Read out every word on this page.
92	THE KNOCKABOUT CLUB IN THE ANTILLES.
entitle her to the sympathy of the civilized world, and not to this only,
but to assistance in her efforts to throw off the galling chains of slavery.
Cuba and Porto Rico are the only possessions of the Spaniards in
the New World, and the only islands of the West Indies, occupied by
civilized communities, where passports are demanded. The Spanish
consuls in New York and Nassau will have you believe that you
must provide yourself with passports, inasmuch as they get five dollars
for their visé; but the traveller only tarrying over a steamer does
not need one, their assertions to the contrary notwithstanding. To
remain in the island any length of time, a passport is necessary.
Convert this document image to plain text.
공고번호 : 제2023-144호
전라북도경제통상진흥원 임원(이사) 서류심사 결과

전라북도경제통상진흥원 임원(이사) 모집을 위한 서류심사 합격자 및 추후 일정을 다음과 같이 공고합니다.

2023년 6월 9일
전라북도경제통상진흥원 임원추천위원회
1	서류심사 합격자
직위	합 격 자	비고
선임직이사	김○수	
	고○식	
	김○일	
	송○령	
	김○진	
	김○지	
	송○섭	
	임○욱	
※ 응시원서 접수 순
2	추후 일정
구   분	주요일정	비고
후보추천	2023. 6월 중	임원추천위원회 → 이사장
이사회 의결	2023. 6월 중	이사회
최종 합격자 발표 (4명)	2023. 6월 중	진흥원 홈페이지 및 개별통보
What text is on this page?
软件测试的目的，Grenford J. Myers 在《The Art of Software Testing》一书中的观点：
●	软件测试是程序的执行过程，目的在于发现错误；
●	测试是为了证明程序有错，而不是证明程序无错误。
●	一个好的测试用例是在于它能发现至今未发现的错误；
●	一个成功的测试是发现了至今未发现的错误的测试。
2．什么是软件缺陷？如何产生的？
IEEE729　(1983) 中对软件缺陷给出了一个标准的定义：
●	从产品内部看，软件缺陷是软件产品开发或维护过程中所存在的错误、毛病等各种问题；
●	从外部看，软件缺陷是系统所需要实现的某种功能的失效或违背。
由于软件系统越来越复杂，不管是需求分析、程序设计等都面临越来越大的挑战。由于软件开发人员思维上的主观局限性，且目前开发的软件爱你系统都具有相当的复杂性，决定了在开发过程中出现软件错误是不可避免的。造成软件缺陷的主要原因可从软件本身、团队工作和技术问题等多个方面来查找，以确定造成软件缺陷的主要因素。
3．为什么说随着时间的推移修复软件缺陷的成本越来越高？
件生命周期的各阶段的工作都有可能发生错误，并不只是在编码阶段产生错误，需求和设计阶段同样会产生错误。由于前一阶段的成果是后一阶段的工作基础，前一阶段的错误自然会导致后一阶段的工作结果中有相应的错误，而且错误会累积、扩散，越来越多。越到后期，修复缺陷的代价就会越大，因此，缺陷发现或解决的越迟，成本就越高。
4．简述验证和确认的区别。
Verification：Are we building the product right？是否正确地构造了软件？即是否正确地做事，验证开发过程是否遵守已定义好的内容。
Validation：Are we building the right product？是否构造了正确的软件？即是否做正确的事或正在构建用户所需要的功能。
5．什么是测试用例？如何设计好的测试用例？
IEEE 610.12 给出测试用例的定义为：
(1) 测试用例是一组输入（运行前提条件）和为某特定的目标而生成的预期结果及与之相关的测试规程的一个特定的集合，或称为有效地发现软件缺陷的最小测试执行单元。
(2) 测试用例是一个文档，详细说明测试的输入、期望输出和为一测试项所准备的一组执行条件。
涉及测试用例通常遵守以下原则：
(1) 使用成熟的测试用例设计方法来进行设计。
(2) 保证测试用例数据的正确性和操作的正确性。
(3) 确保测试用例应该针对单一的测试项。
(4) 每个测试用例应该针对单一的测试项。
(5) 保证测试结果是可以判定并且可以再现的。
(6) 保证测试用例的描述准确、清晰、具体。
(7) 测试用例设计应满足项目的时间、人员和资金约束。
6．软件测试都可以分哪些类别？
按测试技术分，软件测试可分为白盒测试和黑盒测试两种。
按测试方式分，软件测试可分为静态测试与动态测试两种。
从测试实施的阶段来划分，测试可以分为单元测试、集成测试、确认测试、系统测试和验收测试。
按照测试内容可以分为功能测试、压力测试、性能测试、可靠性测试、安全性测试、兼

○ ○ ○

* **Requirement**
Extract all of the data exactly as written.

* **Reply**
Read out every word on this page.
92	THE KNOCKABOUT CLUB IN THE ANTILLES.
entitle her to the sympathy of the civilized world, and not to this only,
but to assistance in her efforts to throw off the galling chains of slavery.
Cuba and Porto Rico are the only possessions of the Spaniards in
the New World, and the only islands of the West Indies, occupied by
civilized communities, where passports are demanded. The Spanish
consuls in New York and Nassau will have you believe that you
must provide yourself with passports, inasmuch as they get five dollars
for their visé; but the traveller only tarrying over a steamer does
not need one, their assertions to the contrary notwithstanding. To
remain in the island any length of time, a passport is necessary.
Convert this document image to plain text.
공고번호 : 제2023-144호
전라북도경제통상진흥원 임원(이사) 서류심사 결과

전라북도경제통상진흥원 임원(이사) 모집을 위한 서류심사 합격자 및 추후 일정을 다음과 같이 공고합니다.

2023년 6월 9일
전라북도경제통상진흥원 임원추천위원회
1	서류심사 합격자
직위	합 격 자	비고
선임직이사	김○수	
	고○식	
	김○일	
	송○령	
	김○진	
	김○지	
	송○섭	
	임○욱	
※ 응시원서 접수 순
2	추후 일정
구   분	주요일정	비고
후보추천	2023. 6월 중	임원추천위원회 → 이사장
이사회 의결	2023. 6월 중	이사회
최종 합격자 발표 (4명)	2023. 6월 중	진흥원 홈페이지 및 개별통보
What text is on this page?
软件测试的目的，Grenford J. Myers 在《The Art of Software Testing》一书中的观点：
●	软件测试是程序的执行过程，目的在于发现错误；
●	测试是为了证明程序有错，而不是证明程序无错误。
●	一个好的测试用例是在于它能发现至今未发现的错误；
●	一个成功的测试是发现了至今未发现的错误的测试。
2．什么是软件缺陷？如何产生的？
IEEE729　(1983) 中对软件缺陷给出了一个标准的定义：
●	从产品内部看，软件缺陷是软件产品开发或维护过程中所存在的错误、毛病等各种问题；
●	从外部看，软件缺陷是系统所需要实现的某种功能的失效或违背。
由于软件系统越来越复杂，不管是需求分析、程序设计等都面临越来越大的挑战。由于软件开发人员思维上的主观局限性，且目前开发的软件爱你系统都具有相当的复杂性，决定了在开发过程中出现软件错误是不可避免的。造成软件缺陷的主要原因可从软件本身、团队工作和技术问题等多个方面来查找，以确定造成软件缺陷的主要因素。
3．为什么说随着时间的推移修复软件缺陷的成本越来越高？
件生命周期的各阶段的工作都有可能发生错误，并不只是在编码阶段产生错误，需求和设计阶段同样会产生错误。由于前一阶段的成果是后一阶段的工作基础，前一阶段的错误自然会导致后一阶段的工作结果中有相应的错误，而且错误会累积、扩散，越来越多。越到后期，修复缺陷的代价就会越大，因此，缺陷发现或解决的越迟，成本就越高。
4．简述验证和确认的区别。
Verification：Are we building the product right？是否正确地构造了软件？即是否正确地做事，验证开发过程是否遵守已定义好的内容。
Validation：Are we building the right product？是否构造了正确的软件？即是否做正确的事或正在构建用户所需要的功能。
5．什么是测试用例？如何设计好的测试用例？
IEEE 610.12 给出测试用例的定义为：
(1) 测试用例是一组输入（运行前提条件）和为某特定的目标而生成的预期结果及与之相关的测试规程的一个特定的集合，或称为有效地发现软件缺陷的最小测试执行单元。
(2) 测试用例是一个文档，详细说明测试的输入、期望输出和为一测试项所准备的一组执行条件。
涉及测试用例通常遵守以下原则：
(1) 使用成熟的测试用例设计方法来进行设计。
(2) 保证测试用例数据的正确性和操作的正确性。
(3) 确保测试用例应该针对单一的测试项。
(4) 每个测试用例应该针对单一的测试项。
(5) 保证测试结果是可以判定并且可以再现的。
(6) 保证测试用例的描述准确、清晰、具体。
(7) 测试用例设计应满足项目的时间、人员和资金约束。
6．软件测试都可以分哪些类别？
按测试技术分，软件测试可分为白盒测试和黑盒测试两种。
按测试方式分，软件测试可分为静态测试与动态测试两种。
从测试实施的阶段来划分，测试可以分为单元测试、集成测试、确认测试、系统测试和验收测试。
按照测试内容可以分为功能测试、压力测试、性能测试、可靠性测试、安全性测试、兼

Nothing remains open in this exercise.